Data items:
--- Begin ---
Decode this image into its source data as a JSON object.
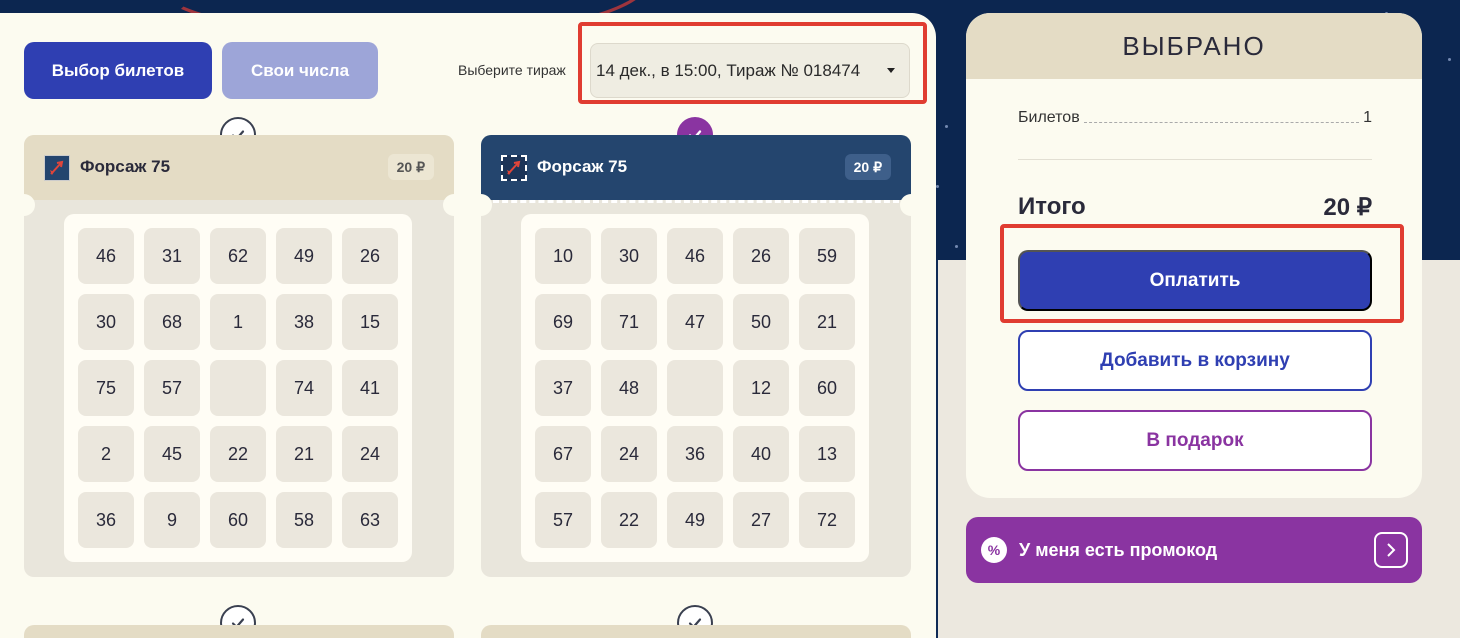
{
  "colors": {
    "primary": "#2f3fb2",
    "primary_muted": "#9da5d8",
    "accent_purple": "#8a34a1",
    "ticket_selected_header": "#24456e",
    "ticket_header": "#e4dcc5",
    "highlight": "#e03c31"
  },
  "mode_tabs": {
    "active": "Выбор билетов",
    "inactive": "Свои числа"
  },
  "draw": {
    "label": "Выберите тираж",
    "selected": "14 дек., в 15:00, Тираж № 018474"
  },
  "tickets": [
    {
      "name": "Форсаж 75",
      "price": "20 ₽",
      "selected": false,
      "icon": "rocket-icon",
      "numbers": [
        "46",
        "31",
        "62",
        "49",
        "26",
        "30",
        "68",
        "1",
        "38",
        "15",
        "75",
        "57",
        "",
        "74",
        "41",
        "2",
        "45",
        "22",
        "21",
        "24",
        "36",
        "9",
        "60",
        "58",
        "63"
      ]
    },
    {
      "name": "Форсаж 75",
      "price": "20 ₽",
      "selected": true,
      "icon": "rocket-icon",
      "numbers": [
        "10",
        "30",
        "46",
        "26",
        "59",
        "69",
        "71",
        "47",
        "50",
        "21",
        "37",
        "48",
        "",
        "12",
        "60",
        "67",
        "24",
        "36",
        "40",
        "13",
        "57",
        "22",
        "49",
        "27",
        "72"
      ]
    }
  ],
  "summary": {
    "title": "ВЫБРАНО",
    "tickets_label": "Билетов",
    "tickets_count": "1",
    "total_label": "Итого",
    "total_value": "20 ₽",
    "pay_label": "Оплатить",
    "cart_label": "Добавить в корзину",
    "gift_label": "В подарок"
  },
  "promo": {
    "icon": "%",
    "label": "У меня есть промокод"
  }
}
--- End ---
WRITTEN EXERCISE: Your copy should repeat each entry above exactly but contain no pictures.

THE RESPONSE:
Decode this image into its source data as a JSON object.
{
  "colors": {
    "primary": "#2f3fb2",
    "primary_muted": "#9da5d8",
    "accent_purple": "#8a34a1",
    "ticket_selected_header": "#24456e",
    "ticket_header": "#e4dcc5",
    "highlight": "#e03c31"
  },
  "mode_tabs": {
    "active": "Выбор билетов",
    "inactive": "Свои числа"
  },
  "draw": {
    "label": "Выберите тираж",
    "selected": "14 дек., в 15:00, Тираж № 018474"
  },
  "tickets": [
    {
      "name": "Форсаж 75",
      "price": "20 ₽",
      "selected": false,
      "icon": "rocket-icon",
      "numbers": [
        "46",
        "31",
        "62",
        "49",
        "26",
        "30",
        "68",
        "1",
        "38",
        "15",
        "75",
        "57",
        "",
        "74",
        "41",
        "2",
        "45",
        "22",
        "21",
        "24",
        "36",
        "9",
        "60",
        "58",
        "63"
      ]
    },
    {
      "name": "Форсаж 75",
      "price": "20 ₽",
      "selected": true,
      "icon": "rocket-icon",
      "numbers": [
        "10",
        "30",
        "46",
        "26",
        "59",
        "69",
        "71",
        "47",
        "50",
        "21",
        "37",
        "48",
        "",
        "12",
        "60",
        "67",
        "24",
        "36",
        "40",
        "13",
        "57",
        "22",
        "49",
        "27",
        "72"
      ]
    }
  ],
  "summary": {
    "title": "ВЫБРАНО",
    "tickets_label": "Билетов",
    "tickets_count": "1",
    "total_label": "Итого",
    "total_value": "20 ₽",
    "pay_label": "Оплатить",
    "cart_label": "Добавить в корзину",
    "gift_label": "В подарок"
  },
  "promo": {
    "icon": "%",
    "label": "У меня есть промокод"
  }
}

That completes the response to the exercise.